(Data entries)
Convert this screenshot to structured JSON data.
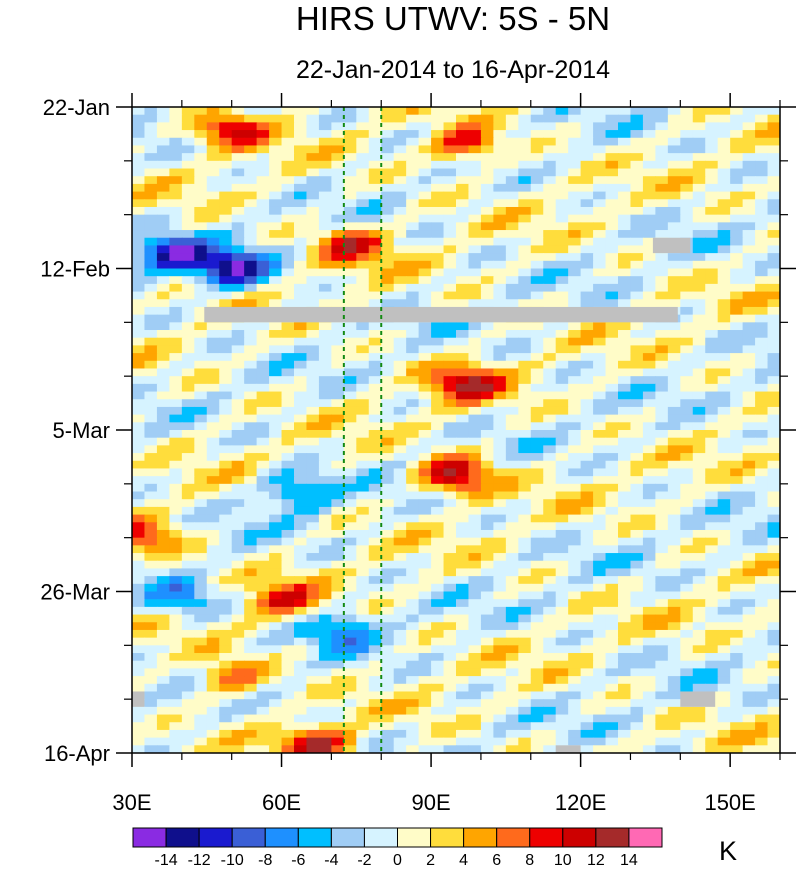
{
  "chart_data": {
    "type": "heatmap",
    "title": "HIRS UTWV: 5S - 5N",
    "subtitle": "22-Jan-2014 to 16-Apr-2014",
    "x_axis": {
      "range": [
        30,
        160
      ],
      "ticks": [
        30,
        60,
        90,
        120,
        150
      ],
      "tick_labels": [
        "30E",
        "60E",
        "90E",
        "120E",
        "150E"
      ]
    },
    "y_axis": {
      "range_days": [
        0,
        84
      ],
      "ticks_days": [
        0,
        21,
        42,
        63,
        84
      ],
      "tick_labels": [
        "22-Jan",
        "12-Feb",
        "5-Mar",
        "26-Mar",
        "16-Apr"
      ],
      "direction": "downward"
    },
    "reference_lines_lon": [
      72.5,
      80
    ],
    "missing_data_boxes": [
      {
        "lon": [
          44.5,
          139.5
        ],
        "day": [
          26,
          28
        ]
      },
      {
        "lon": [
          134.5,
          142
        ],
        "day": [
          17,
          19
        ]
      },
      {
        "lon": [
          140,
          147
        ],
        "day": [
          76,
          78
        ]
      },
      {
        "lon": [
          30,
          32.5
        ],
        "day": [
          76,
          78
        ]
      },
      {
        "lon": [
          115,
          120
        ],
        "day": [
          83,
          84
        ]
      }
    ],
    "colorbar": {
      "unit": "K",
      "levels": [
        -14,
        -12,
        -10,
        -8,
        -6,
        -4,
        -2,
        0,
        2,
        4,
        6,
        8,
        10,
        12,
        14
      ],
      "tick_labels": [
        "-14",
        "-12",
        "-10",
        "-8",
        "-6",
        "-4",
        "-2",
        "0",
        "2",
        "4",
        "6",
        "8",
        "10",
        "12",
        "14"
      ],
      "colors": [
        "#8a2be2",
        "#0f0f8c",
        "#1a1acf",
        "#3a5fd6",
        "#1e90ff",
        "#00bfff",
        "#a0cdf5",
        "#d6f3ff",
        "#fffcc8",
        "#ffdd3c",
        "#ffa500",
        "#ff6a1c",
        "#ee0000",
        "#cd0000",
        "#a52a2a",
        "#ff69b4"
      ]
    },
    "features": [
      {
        "lon": 50,
        "day": 3,
        "value": 10
      },
      {
        "lon": 97,
        "day": 5,
        "value": 10
      },
      {
        "lon": 74,
        "day": 18,
        "value": 10
      },
      {
        "lon": 38,
        "day": 19,
        "value": -12
      },
      {
        "lon": 50,
        "day": 21,
        "value": -13
      },
      {
        "lon": 97,
        "day": 36,
        "value": 11
      },
      {
        "lon": 95,
        "day": 48,
        "value": 13
      },
      {
        "lon": 63,
        "day": 50,
        "value": -8
      },
      {
        "lon": 33,
        "day": 56,
        "value": 8
      },
      {
        "lon": 60,
        "day": 64,
        "value": 8
      },
      {
        "lon": 40,
        "day": 64,
        "value": -7
      },
      {
        "lon": 72,
        "day": 68,
        "value": -7
      },
      {
        "lon": 50,
        "day": 74,
        "value": 8
      },
      {
        "lon": 67,
        "day": 83,
        "value": 11
      }
    ]
  }
}
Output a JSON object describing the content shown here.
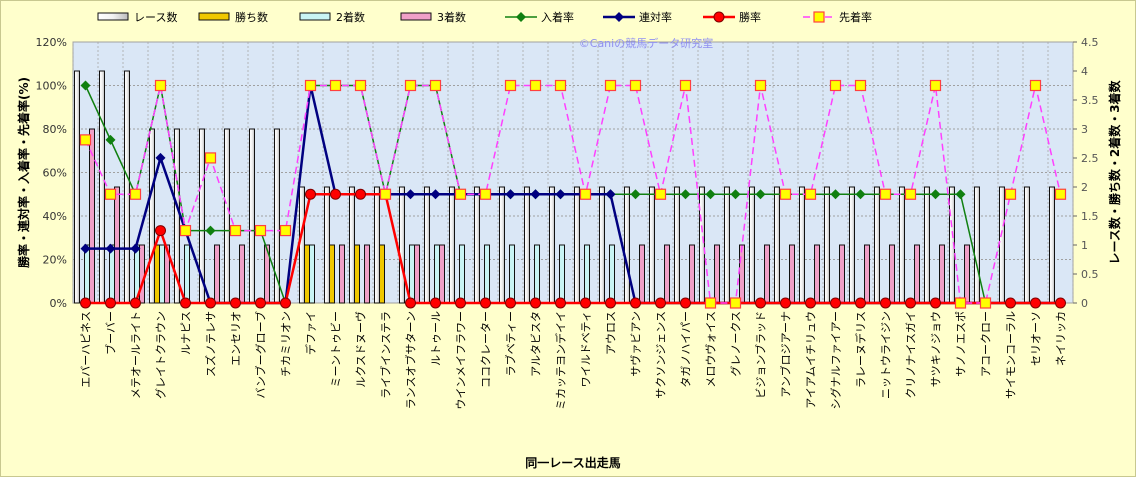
{
  "chart_data": {
    "type": "bar+line",
    "watermark": "©Caniの競馬データ研究室",
    "xlabel": "同一レース出走馬",
    "ylabel_left": "勝率・連対率・入着率・先着率(%)",
    "ylabel_right": "レース数・勝ち数・2着数・3着数",
    "ylim_left": [
      0,
      120
    ],
    "yticks_left": [
      "0%",
      "20%",
      "40%",
      "60%",
      "80%",
      "100%",
      "120%"
    ],
    "ylim_right": [
      0,
      4.5
    ],
    "yticks_right": [
      "0",
      "0.5",
      "1",
      "1.5",
      "2",
      "2.5",
      "3",
      "3.5",
      "4",
      "4.5"
    ],
    "grid": true,
    "legend": {
      "placement": "top",
      "entries": [
        "レース数",
        "勝ち数",
        "2着数",
        "3着数",
        "入着率",
        "連対率",
        "勝率",
        "先着率"
      ]
    },
    "colors": {
      "races": "#ffffff",
      "wins": "#f0c800",
      "second": "#c8f4f4",
      "third": "#f0a0c8",
      "show": "#108010",
      "rentai": "#000080",
      "win": "#ff0000",
      "senchaku": "#ff40ff"
    },
    "categories": [
      "エバーハピネス",
      "ブーバー",
      "メテオールライト",
      "グレイトクラウン",
      "ルナピス",
      "スズノテレサ",
      "エンセリオ",
      "バンブーグローブ",
      "チカミリオン",
      "デファイ",
      "ミーントゥビー",
      "ルクスドヌーヴ",
      "ライブインステラ",
      "ランスオブサターン",
      "ルトゥール",
      "ウインメイフラワー",
      "ココクレーター",
      "ラブベティー",
      "アルタビスタ",
      "ミカッテヨンデイイ",
      "ワイルドベティ",
      "アウロス",
      "サヴァビアン",
      "サクソンジェンス",
      "タガノハイパー",
      "メロウヴォイス",
      "グレノークス",
      "ビジョンブラッド",
      "アンブロジアーナ",
      "アイアムイチリュウ",
      "シグナルファイアー",
      "ラレーヌデリス",
      "ニットウライジン",
      "クリノナイスガイ",
      "サツキノジョウ",
      "サノノエスポ",
      "アコークロー",
      "サイモンコーラル",
      "セリオーソ",
      "ネイリッカ"
    ],
    "series": [
      {
        "name": "レース数",
        "axis": "right",
        "type": "bar",
        "values": [
          4,
          4,
          4,
          3,
          3,
          3,
          3,
          3,
          3,
          2,
          2,
          2,
          2,
          2,
          2,
          2,
          2,
          2,
          2,
          2,
          2,
          2,
          2,
          2,
          2,
          2,
          2,
          2,
          2,
          2,
          2,
          2,
          2,
          2,
          2,
          2,
          2,
          2,
          2,
          2
        ]
      },
      {
        "name": "勝ち数",
        "axis": "right",
        "type": "bar",
        "values": [
          0,
          0,
          0,
          1,
          0,
          0,
          0,
          0,
          0,
          1,
          1,
          1,
          1,
          0,
          0,
          0,
          0,
          0,
          0,
          0,
          0,
          0,
          0,
          0,
          0,
          0,
          0,
          0,
          0,
          0,
          0,
          0,
          0,
          0,
          0,
          0,
          0,
          0,
          0,
          0
        ]
      },
      {
        "name": "2着数",
        "axis": "right",
        "type": "bar",
        "values": [
          1,
          1,
          1,
          1,
          1,
          0,
          0,
          0,
          0,
          1,
          0,
          0,
          0,
          1,
          1,
          1,
          1,
          1,
          1,
          1,
          1,
          1,
          0,
          0,
          0,
          0,
          0,
          0,
          0,
          0,
          0,
          0,
          0,
          0,
          0,
          0,
          0,
          0,
          0,
          0
        ]
      },
      {
        "name": "3着数",
        "axis": "right",
        "type": "bar",
        "values": [
          3,
          2,
          1,
          1,
          0,
          1,
          1,
          1,
          0,
          0,
          1,
          1,
          0,
          1,
          1,
          0,
          0,
          0,
          0,
          0,
          0,
          0,
          1,
          1,
          1,
          1,
          1,
          1,
          1,
          1,
          1,
          1,
          1,
          1,
          1,
          1,
          0,
          0,
          0,
          0
        ]
      },
      {
        "name": "入着率",
        "axis": "left",
        "type": "line",
        "values": [
          100,
          75,
          50,
          100,
          33.3,
          33.3,
          33.3,
          33.3,
          0,
          100,
          100,
          100,
          50,
          100,
          100,
          50,
          50,
          50,
          50,
          50,
          50,
          50,
          50,
          50,
          50,
          50,
          50,
          50,
          50,
          50,
          50,
          50,
          50,
          50,
          50,
          50,
          0,
          0,
          0,
          0
        ]
      },
      {
        "name": "連対率",
        "axis": "left",
        "type": "line",
        "values": [
          25,
          25,
          25,
          66.7,
          33.3,
          0,
          0,
          0,
          0,
          100,
          50,
          50,
          50,
          50,
          50,
          50,
          50,
          50,
          50,
          50,
          50,
          50,
          0,
          0,
          0,
          0,
          0,
          0,
          0,
          0,
          0,
          0,
          0,
          0,
          0,
          0,
          0,
          0,
          0,
          0
        ]
      },
      {
        "name": "勝率",
        "axis": "left",
        "type": "line",
        "values": [
          0,
          0,
          0,
          33.3,
          0,
          0,
          0,
          0,
          0,
          50,
          50,
          50,
          50,
          0,
          0,
          0,
          0,
          0,
          0,
          0,
          0,
          0,
          0,
          0,
          0,
          0,
          0,
          0,
          0,
          0,
          0,
          0,
          0,
          0,
          0,
          0,
          0,
          0,
          0,
          0
        ]
      },
      {
        "name": "先着率",
        "axis": "left",
        "type": "line",
        "values": [
          75,
          50,
          50,
          100,
          33.3,
          66.7,
          33.3,
          33.3,
          33.3,
          100,
          100,
          100,
          50,
          100,
          100,
          50,
          50,
          100,
          100,
          100,
          50,
          100,
          100,
          50,
          100,
          0,
          0,
          100,
          50,
          50,
          100,
          100,
          50,
          50,
          100,
          0,
          0,
          50,
          100,
          50
        ]
      }
    ]
  }
}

* EXERCISE DESCRIPTION
Take each line of the material that contains the word "JSON" and list it.

* COMPLETE RESPONSE
Convert this screenshot to structured JSON data.
Output a JSON object describing the content shown here.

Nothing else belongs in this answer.